— start —

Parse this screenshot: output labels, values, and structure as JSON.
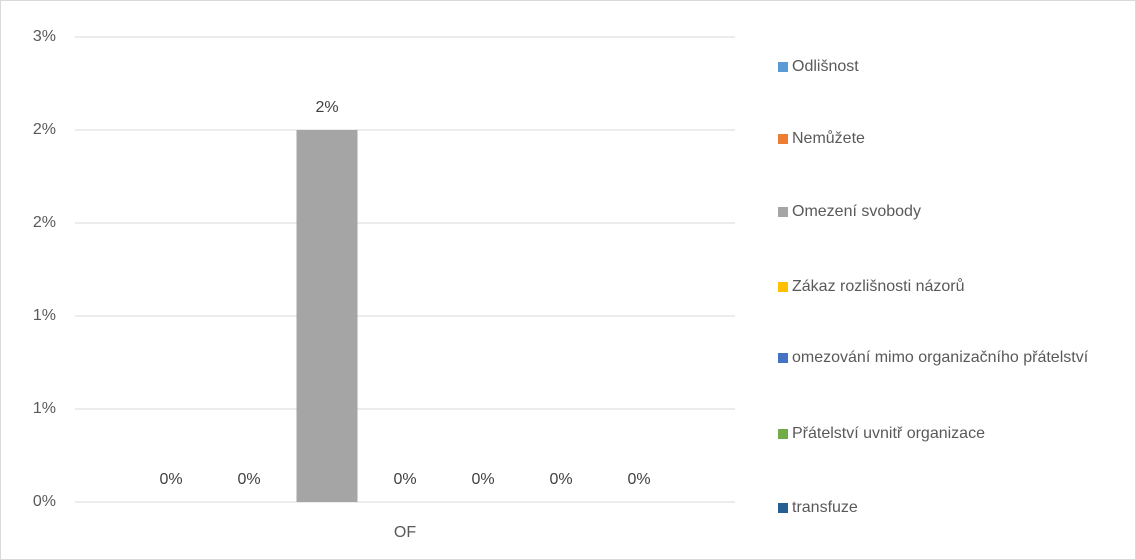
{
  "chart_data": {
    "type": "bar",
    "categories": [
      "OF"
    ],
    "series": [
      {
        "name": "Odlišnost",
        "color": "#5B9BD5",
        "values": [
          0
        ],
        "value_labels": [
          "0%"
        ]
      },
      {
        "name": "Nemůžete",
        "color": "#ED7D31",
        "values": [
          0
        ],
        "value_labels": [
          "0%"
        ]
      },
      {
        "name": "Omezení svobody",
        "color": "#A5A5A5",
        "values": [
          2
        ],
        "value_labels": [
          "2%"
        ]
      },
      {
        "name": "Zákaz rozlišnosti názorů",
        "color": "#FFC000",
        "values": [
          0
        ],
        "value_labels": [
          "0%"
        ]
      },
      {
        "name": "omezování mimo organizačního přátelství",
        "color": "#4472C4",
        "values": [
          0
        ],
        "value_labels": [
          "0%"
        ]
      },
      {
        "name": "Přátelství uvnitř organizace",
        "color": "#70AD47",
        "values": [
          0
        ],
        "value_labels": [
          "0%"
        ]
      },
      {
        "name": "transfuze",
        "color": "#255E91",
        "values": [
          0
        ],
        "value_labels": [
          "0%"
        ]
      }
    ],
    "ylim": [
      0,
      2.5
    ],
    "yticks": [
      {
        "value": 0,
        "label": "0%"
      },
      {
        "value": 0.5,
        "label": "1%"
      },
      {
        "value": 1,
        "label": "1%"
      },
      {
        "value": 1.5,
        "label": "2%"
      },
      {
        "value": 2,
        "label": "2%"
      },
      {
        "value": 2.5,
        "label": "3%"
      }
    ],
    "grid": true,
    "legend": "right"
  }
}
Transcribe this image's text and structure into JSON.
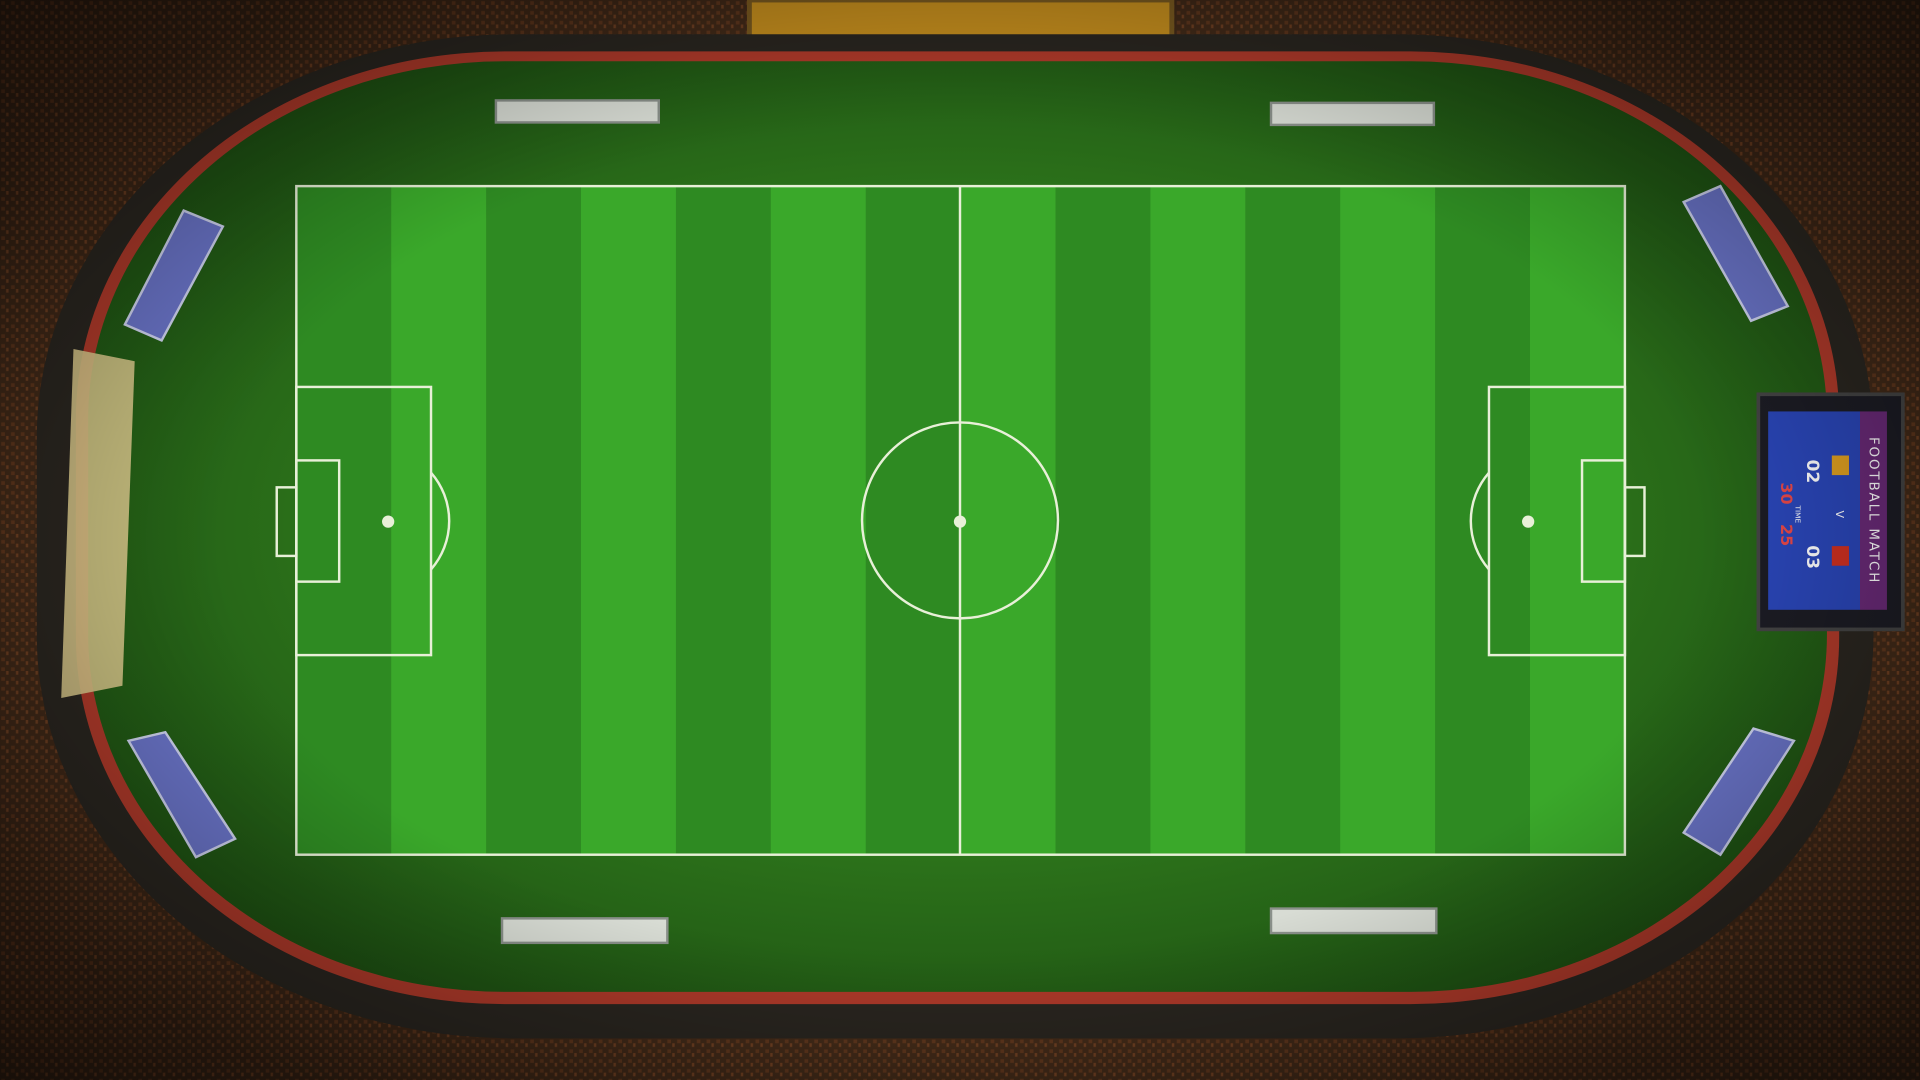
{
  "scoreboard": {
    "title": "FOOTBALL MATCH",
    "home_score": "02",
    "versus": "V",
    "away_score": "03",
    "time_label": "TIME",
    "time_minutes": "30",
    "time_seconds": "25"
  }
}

— end —

WORK REQUIRED: State the number of lines in the records that contain the string "JSON", and nothing more.

WORKED ANSWER: 2